--- Exercise directions ---
In the material below, count the lines with the word "this" and state that number only.

Records contained in a dataset:
◆ ◆ ◆ ◆ ◆
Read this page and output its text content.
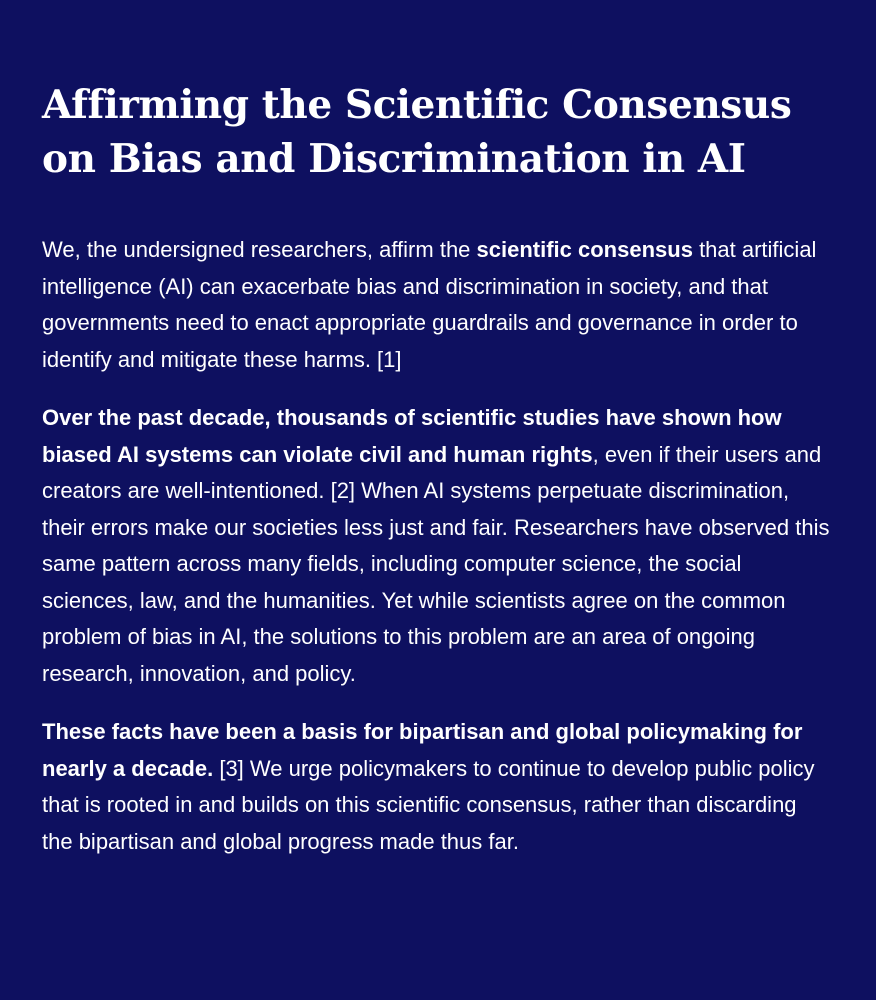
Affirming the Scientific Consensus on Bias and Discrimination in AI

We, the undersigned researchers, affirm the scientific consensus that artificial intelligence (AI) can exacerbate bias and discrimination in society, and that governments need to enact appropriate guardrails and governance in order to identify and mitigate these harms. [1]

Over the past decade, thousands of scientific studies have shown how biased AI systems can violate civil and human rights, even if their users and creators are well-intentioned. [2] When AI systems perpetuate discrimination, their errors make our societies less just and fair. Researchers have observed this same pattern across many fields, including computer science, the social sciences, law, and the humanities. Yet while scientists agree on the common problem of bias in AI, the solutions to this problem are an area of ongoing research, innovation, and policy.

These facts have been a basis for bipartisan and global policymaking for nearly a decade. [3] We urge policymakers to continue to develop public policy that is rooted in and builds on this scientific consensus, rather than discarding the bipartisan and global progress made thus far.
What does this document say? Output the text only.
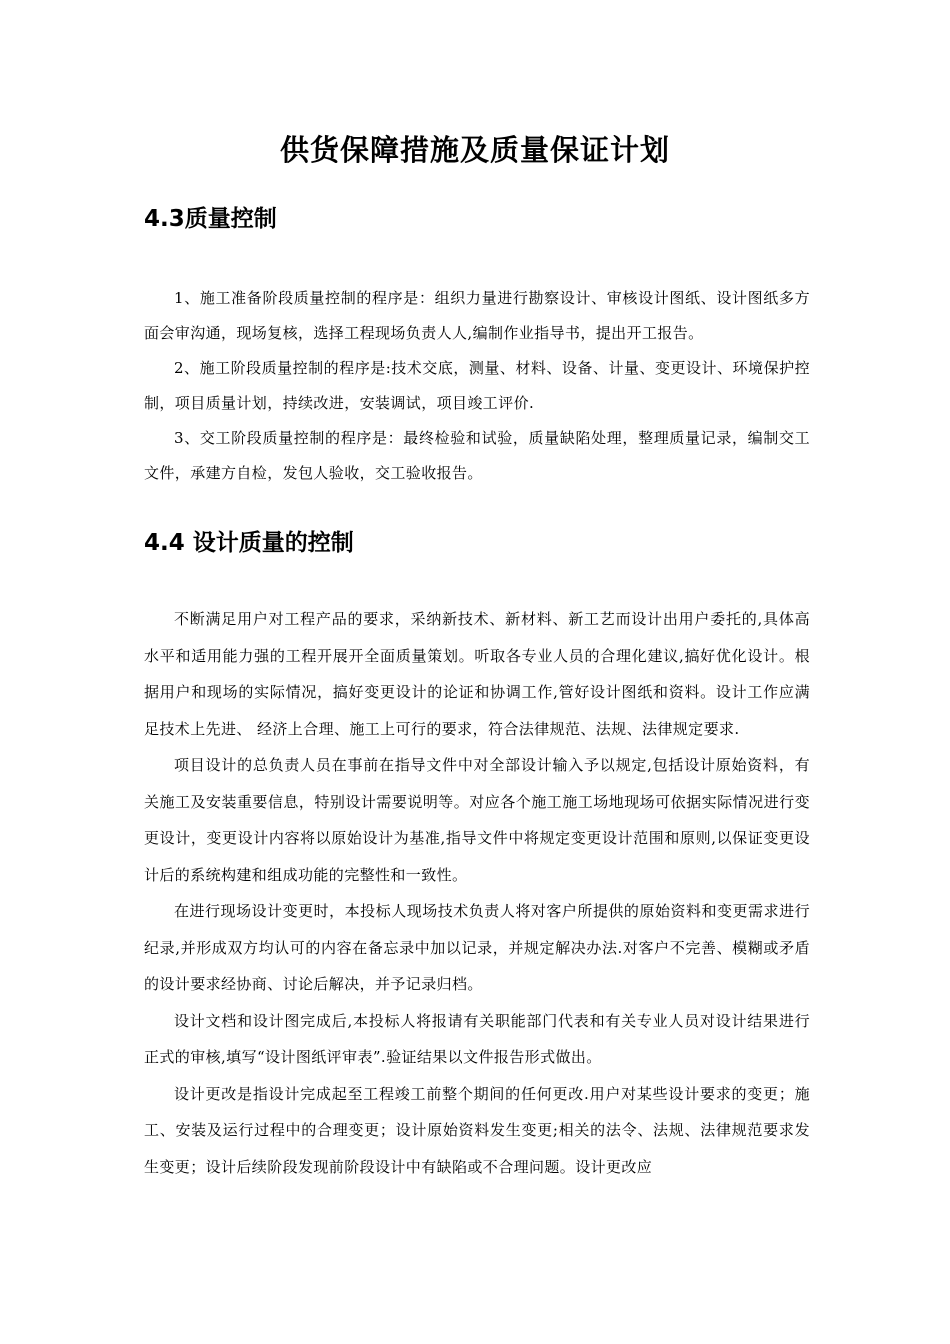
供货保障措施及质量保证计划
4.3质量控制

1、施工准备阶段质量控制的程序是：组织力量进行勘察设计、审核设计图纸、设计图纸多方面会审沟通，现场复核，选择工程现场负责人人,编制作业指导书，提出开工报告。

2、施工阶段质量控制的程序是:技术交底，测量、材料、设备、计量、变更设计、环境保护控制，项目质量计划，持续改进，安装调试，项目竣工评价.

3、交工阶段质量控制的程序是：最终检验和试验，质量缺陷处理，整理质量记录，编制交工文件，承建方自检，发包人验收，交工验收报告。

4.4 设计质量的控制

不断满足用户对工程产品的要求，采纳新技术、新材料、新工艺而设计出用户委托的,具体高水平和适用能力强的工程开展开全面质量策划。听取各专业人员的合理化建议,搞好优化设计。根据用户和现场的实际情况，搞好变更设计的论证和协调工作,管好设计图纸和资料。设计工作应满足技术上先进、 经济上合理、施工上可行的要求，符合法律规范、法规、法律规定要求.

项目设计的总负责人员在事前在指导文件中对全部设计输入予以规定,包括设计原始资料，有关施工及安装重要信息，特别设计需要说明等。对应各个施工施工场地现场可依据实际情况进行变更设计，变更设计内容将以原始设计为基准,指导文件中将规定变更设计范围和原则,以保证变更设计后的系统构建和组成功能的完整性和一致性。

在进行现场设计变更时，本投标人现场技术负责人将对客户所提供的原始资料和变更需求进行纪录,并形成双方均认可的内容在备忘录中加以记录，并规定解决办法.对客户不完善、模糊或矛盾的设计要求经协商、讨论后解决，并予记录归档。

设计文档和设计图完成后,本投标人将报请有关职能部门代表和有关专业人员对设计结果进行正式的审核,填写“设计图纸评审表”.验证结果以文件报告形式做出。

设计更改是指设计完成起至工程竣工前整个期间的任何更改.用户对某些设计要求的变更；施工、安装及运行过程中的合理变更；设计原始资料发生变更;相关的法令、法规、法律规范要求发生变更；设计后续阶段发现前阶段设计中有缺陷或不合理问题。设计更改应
◆ ◆ ◆ ◆ ◆
--- Output of the exercise ---
4